- TASK INSTRUCTIONS
Take every line from the listing below that contains "document".

- INPUT FOR THIS TASK

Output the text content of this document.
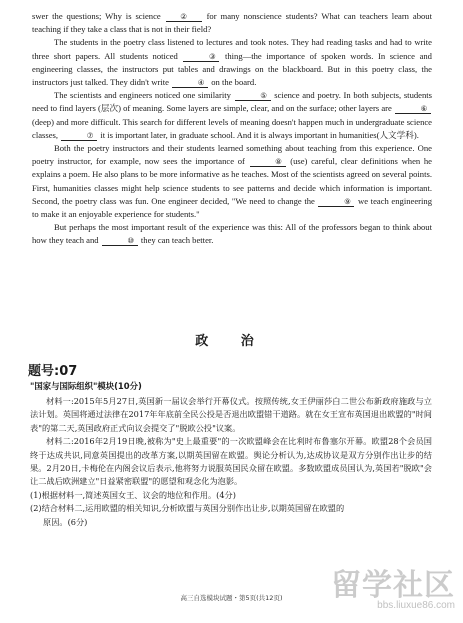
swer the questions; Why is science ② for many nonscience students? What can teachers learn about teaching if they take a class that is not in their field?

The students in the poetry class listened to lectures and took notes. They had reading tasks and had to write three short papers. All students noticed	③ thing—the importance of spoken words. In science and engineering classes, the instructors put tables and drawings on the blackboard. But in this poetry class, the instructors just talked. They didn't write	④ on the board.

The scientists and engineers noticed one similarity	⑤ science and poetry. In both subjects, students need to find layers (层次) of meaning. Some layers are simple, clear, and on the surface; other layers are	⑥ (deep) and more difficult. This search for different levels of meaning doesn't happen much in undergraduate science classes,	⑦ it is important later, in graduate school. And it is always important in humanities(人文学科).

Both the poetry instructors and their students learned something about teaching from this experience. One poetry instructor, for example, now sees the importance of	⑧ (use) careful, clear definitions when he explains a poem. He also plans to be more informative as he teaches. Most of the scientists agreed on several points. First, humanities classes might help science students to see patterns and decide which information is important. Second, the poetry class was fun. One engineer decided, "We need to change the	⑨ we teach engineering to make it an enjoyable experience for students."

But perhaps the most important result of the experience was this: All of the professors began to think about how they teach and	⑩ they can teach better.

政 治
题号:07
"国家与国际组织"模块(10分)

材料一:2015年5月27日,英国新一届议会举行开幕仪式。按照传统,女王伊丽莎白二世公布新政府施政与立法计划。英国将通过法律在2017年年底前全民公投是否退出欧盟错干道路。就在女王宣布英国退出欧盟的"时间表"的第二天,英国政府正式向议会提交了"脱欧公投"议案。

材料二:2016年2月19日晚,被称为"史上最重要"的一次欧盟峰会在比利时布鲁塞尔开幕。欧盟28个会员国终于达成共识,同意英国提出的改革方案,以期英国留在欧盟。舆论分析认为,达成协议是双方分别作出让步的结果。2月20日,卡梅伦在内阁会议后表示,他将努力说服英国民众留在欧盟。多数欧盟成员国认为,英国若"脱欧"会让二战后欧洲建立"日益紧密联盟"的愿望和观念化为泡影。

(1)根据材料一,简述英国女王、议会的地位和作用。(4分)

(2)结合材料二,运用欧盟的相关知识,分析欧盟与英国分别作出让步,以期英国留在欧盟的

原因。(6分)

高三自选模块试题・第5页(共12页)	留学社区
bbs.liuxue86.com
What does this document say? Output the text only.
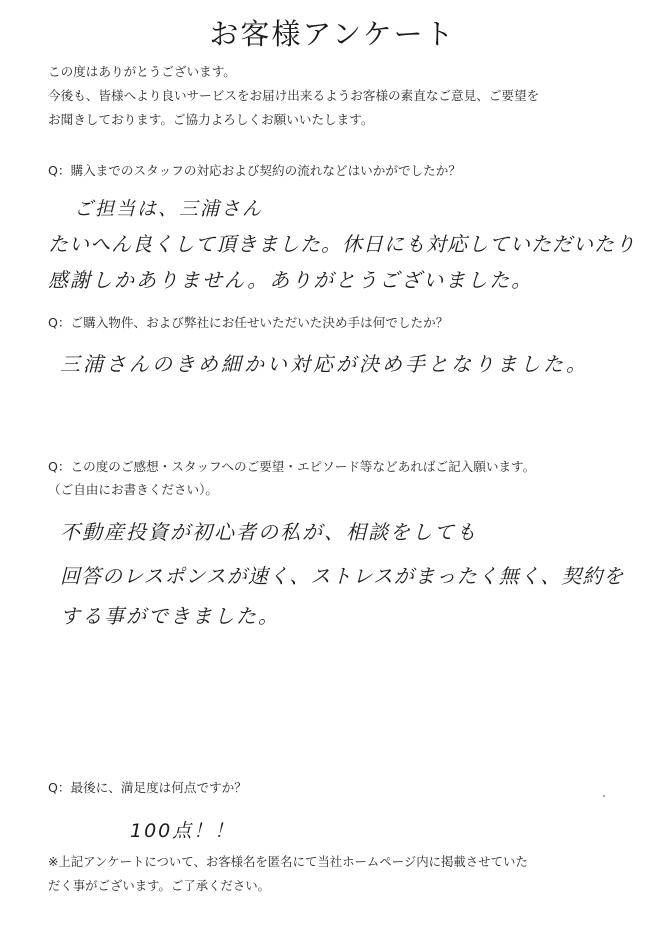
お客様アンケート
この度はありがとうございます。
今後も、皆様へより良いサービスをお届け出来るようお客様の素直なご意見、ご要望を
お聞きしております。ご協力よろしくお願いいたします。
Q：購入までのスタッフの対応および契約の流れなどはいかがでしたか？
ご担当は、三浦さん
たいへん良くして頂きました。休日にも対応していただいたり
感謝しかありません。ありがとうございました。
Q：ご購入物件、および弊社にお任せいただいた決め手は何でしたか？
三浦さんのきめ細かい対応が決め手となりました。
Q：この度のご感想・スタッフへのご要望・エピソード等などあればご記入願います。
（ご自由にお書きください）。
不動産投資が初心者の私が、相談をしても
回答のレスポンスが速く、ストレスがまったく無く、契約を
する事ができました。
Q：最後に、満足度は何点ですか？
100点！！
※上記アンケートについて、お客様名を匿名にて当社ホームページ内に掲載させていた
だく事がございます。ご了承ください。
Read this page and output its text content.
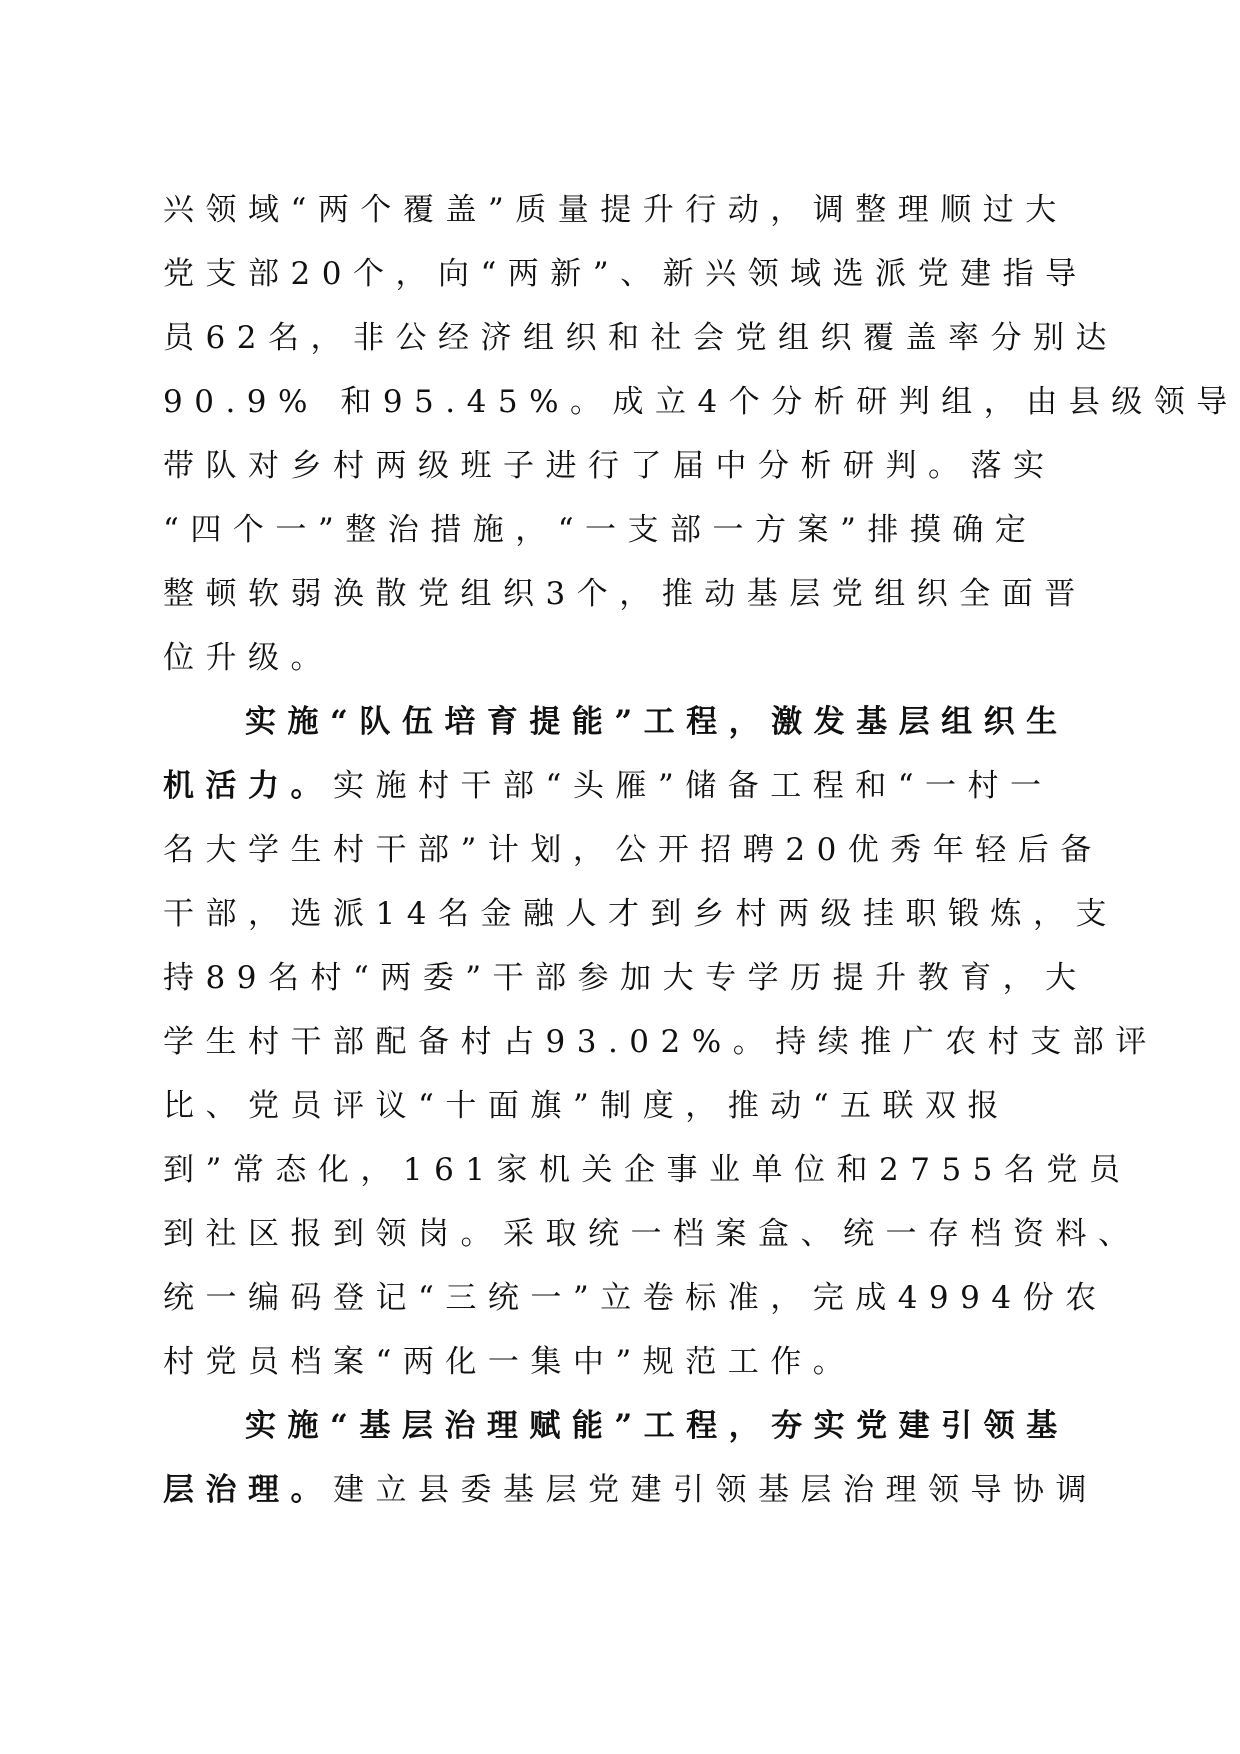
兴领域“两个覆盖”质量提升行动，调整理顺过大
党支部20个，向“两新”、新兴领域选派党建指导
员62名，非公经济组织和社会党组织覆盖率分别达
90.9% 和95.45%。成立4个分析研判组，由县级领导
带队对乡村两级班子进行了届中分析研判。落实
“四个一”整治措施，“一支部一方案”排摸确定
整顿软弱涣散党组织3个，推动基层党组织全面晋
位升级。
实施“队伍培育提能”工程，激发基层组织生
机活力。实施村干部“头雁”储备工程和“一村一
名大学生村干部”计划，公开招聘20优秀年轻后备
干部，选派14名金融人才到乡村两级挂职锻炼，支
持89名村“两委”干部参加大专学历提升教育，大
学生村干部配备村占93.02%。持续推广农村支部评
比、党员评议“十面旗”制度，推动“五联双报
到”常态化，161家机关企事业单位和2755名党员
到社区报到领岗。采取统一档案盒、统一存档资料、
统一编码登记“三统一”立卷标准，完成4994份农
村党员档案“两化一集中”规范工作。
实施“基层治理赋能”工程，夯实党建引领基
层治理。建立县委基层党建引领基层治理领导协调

- EXERCISE RESPONSE
Output the text content of this document.
What does this document say? Output the text only.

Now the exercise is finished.